┏━━
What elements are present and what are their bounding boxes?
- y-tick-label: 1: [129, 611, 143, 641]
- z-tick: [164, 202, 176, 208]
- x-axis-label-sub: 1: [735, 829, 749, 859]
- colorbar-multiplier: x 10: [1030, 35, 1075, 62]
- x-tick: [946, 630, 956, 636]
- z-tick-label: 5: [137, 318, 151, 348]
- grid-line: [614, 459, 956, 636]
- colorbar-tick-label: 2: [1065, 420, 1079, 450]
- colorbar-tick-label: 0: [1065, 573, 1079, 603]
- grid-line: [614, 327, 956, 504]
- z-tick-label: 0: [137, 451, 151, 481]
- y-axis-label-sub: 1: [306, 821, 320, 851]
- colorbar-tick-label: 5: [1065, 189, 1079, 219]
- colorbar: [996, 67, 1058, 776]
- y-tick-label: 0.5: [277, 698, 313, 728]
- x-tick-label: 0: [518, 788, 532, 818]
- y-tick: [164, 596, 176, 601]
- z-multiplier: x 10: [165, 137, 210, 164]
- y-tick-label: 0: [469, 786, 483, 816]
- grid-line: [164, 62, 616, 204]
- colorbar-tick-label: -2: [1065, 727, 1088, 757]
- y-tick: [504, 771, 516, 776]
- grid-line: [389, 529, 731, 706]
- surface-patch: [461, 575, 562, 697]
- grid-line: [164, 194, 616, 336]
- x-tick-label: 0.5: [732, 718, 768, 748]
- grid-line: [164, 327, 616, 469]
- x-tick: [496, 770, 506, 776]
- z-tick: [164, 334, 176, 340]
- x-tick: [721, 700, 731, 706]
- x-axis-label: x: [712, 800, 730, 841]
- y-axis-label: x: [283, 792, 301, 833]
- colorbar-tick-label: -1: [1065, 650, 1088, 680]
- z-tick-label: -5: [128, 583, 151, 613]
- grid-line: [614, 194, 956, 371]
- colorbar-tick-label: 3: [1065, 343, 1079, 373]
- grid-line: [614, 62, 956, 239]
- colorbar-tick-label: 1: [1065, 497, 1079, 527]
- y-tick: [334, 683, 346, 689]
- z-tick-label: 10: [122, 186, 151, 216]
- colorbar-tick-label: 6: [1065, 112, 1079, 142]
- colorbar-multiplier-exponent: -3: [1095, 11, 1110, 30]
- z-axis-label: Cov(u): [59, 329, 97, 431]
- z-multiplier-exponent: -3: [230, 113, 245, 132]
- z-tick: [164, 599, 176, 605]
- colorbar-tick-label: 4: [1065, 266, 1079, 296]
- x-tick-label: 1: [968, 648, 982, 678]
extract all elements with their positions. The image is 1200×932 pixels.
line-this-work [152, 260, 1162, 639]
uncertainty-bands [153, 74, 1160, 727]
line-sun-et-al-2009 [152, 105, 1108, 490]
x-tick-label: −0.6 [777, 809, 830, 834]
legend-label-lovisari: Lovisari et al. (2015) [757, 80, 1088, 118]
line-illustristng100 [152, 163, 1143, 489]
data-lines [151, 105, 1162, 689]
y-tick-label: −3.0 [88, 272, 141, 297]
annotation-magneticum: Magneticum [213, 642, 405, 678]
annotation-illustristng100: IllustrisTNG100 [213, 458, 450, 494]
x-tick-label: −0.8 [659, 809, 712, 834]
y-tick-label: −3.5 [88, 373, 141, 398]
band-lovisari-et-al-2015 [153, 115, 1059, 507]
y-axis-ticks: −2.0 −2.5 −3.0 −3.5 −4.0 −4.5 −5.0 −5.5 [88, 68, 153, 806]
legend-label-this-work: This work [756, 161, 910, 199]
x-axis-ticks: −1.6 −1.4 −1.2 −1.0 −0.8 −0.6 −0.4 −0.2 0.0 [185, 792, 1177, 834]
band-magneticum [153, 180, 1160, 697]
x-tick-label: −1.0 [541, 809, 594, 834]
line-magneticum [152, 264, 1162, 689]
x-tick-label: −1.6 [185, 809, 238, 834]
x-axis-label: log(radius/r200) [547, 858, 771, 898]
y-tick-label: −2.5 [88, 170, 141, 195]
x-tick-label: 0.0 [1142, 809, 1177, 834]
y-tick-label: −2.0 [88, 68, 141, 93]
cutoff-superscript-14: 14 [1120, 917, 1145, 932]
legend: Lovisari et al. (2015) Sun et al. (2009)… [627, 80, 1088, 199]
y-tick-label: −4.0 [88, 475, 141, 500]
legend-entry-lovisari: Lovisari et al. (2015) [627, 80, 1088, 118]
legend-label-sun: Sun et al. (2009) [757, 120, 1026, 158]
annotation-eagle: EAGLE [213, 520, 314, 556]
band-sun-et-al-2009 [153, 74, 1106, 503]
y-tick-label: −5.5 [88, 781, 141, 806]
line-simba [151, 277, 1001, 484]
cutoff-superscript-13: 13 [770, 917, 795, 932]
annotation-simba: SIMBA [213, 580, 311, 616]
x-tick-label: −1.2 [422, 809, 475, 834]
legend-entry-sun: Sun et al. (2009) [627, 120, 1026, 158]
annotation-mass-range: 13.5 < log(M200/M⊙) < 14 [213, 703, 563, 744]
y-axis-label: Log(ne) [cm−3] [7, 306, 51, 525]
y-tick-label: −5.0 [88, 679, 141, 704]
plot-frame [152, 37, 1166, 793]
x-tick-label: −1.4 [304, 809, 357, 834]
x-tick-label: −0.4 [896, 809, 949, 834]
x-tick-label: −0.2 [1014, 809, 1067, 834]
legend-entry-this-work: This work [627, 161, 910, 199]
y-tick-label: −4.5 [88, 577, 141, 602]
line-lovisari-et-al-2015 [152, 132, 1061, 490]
┗━━
* AIM OF THE EXERCISE *
Render every line from the start of the data through the line containing "- colorbar-tick-label: 2: [1065, 420, 1079, 450]", inclusive, as a JSON list of strings with one string per line and no blank lines.

* SOLUTION FOR THIS TASK *
[
  "What elements are present and what are their bounding boxes?",
  "- y-tick-label: 1: [129, 611, 143, 641]",
  "- z-tick: [164, 202, 176, 208]",
  "- x-axis-label-sub: 1: [735, 829, 749, 859]",
  "- colorbar-multiplier: x 10: [1030, 35, 1075, 62]",
  "- x-tick: [946, 630, 956, 636]",
  "- z-tick-label: 5: [137, 318, 151, 348]",
  "- grid-line: [614, 459, 956, 636]",
  "- colorbar-tick-label: 2: [1065, 420, 1079, 450]"
]